Records for processing |
+++

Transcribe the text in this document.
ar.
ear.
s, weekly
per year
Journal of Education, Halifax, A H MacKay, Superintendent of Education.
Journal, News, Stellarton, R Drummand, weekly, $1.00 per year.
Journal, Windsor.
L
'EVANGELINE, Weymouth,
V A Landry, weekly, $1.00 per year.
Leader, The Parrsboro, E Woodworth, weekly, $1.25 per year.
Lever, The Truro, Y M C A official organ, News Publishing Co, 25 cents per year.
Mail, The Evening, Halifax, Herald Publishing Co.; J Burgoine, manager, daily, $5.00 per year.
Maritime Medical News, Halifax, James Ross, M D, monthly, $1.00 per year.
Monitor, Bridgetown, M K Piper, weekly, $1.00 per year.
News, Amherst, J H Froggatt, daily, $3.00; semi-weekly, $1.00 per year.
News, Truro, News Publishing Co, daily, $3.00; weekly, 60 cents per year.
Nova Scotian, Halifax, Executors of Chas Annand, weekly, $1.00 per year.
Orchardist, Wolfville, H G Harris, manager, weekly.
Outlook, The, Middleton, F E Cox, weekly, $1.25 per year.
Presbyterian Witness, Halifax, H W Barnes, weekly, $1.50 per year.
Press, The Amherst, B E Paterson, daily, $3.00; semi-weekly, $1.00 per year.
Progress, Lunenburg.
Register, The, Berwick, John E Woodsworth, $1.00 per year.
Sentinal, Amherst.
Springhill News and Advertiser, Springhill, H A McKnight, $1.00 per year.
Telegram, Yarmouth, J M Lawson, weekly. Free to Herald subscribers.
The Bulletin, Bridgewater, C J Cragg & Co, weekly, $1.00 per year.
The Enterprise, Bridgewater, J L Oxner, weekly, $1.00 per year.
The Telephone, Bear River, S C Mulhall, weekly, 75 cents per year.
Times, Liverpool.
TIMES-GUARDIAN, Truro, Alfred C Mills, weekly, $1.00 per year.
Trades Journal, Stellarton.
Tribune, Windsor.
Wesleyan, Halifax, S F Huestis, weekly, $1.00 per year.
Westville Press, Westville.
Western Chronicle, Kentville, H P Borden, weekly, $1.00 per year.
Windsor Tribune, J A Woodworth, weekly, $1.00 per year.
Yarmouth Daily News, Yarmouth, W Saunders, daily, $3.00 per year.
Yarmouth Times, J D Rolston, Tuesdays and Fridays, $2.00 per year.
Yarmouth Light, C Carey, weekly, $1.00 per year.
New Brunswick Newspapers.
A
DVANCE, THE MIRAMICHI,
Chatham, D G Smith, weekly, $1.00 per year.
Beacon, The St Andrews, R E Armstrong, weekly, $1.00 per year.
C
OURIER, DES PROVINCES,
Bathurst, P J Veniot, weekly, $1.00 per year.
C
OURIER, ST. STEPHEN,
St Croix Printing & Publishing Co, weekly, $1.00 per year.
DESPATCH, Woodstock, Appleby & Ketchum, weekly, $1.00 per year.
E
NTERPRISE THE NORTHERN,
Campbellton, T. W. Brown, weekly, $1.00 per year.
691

+++

Set task |
Quote all the records exactly, please, leaving none out.

Solution |
Transcribe the text in this document.
ar.
ear.
s, weekly
per year
Journal of Education, Halifax, A H MacKay, Superintendent of Education.
Journal, News, Stellarton, R Drummand, weekly, $1.00 per year.
Journal, Windsor.
L
'EVANGELINE, Weymouth,
V A Landry, weekly, $1.00 per year.
Leader, The Parrsboro, E Woodworth, weekly, $1.25 per year.
Lever, The Truro, Y M C A official organ, News Publishing Co, 25 cents per year.
Mail, The Evening, Halifax, Herald Publishing Co.; J Burgoine, manager, daily, $5.00 per year.
Maritime Medical News, Halifax, James Ross, M D, monthly, $1.00 per year.
Monitor, Bridgetown, M K Piper, weekly, $1.00 per year.
News, Amherst, J H Froggatt, daily, $3.00; semi-weekly, $1.00 per year.
News, Truro, News Publishing Co, daily, $3.00; weekly, 60 cents per year.
Nova Scotian, Halifax, Executors of Chas Annand, weekly, $1.00 per year.
Orchardist, Wolfville, H G Harris, manager, weekly.
Outlook, The, Middleton, F E Cox, weekly, $1.25 per year.
Presbyterian Witness, Halifax, H W Barnes, weekly, $1.50 per year.
Press, The Amherst, B E Paterson, daily, $3.00; semi-weekly, $1.00 per year.
Progress, Lunenburg.
Register, The, Berwick, John E Woodsworth, $1.00 per year.
Sentinal, Amherst.
Springhill News and Advertiser, Springhill, H A McKnight, $1.00 per year.
Telegram, Yarmouth, J M Lawson, weekly. Free to Herald subscribers.
The Bulletin, Bridgewater, C J Cragg & Co, weekly, $1.00 per year.
The Enterprise, Bridgewater, J L Oxner, weekly, $1.00 per year.
The Telephone, Bear River, S C Mulhall, weekly, 75 cents per year.
Times, Liverpool.
TIMES-GUARDIAN, Truro, Alfred C Mills, weekly, $1.00 per year.
Trades Journal, Stellarton.
Tribune, Windsor.
Wesleyan, Halifax, S F Huestis, weekly, $1.00 per year.
Westville Press, Westville.
Western Chronicle, Kentville, H P Borden, weekly, $1.00 per year.
Windsor Tribune, J A Woodworth, weekly, $1.00 per year.
Yarmouth Daily News, Yarmouth, W Saunders, daily, $3.00 per year.
Yarmouth Times, J D Rolston, Tuesdays and Fridays, $2.00 per year.
Yarmouth Light, C Carey, weekly, $1.00 per year.
New Brunswick Newspapers.
A
DVANCE, THE MIRAMICHI,
Chatham, D G Smith, weekly, $1.00 per year.
Beacon, The St Andrews, R E Armstrong, weekly, $1.00 per year.
C
OURIER, DES PROVINCES,
Bathurst, P J Veniot, weekly, $1.00 per year.
C
OURIER, ST. STEPHEN,
St Croix Printing & Publishing Co, weekly, $1.00 per year.
DESPATCH, Woodstock, Appleby & Ketchum, weekly, $1.00 per year.
E
NTERPRISE THE NORTHERN,
Campbellton, T. W. Brown, weekly, $1.00 per year.
691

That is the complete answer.